■ EXERCISE DIRECTIONS: Pull every line containing "directory" from the entries.

■ DATA FOR THIS TASK:

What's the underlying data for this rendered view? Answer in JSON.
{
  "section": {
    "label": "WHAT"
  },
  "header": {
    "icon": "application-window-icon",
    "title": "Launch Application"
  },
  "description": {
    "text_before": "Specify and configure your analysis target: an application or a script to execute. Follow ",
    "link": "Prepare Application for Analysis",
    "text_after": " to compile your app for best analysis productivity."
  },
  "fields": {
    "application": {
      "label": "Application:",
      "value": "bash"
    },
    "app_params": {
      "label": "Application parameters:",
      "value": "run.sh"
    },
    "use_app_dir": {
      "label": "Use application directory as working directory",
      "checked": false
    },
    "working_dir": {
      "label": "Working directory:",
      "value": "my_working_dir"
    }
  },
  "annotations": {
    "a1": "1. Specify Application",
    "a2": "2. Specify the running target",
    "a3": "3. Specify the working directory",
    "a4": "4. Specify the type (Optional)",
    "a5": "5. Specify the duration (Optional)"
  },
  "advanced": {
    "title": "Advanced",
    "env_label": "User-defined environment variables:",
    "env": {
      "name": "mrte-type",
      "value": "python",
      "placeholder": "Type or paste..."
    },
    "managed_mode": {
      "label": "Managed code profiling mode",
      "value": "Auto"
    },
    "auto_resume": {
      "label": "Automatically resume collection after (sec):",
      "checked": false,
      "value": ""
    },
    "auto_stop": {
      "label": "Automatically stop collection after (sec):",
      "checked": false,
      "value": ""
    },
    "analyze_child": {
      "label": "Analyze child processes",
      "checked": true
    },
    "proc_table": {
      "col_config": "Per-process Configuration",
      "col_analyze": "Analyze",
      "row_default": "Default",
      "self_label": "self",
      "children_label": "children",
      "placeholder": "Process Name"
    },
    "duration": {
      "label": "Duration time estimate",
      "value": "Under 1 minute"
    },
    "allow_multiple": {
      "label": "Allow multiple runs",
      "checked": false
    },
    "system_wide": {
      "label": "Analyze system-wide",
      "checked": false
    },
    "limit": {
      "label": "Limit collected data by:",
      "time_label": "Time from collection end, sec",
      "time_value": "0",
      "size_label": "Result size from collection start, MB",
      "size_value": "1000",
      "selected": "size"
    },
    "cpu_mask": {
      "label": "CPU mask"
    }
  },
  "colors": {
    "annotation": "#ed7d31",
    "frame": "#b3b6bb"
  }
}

■ RESULT OF THIS TASK:
      "label": "Use application directory as working directory",
      "label": "Working directory:",
    "a3": "3. Specify the working directory",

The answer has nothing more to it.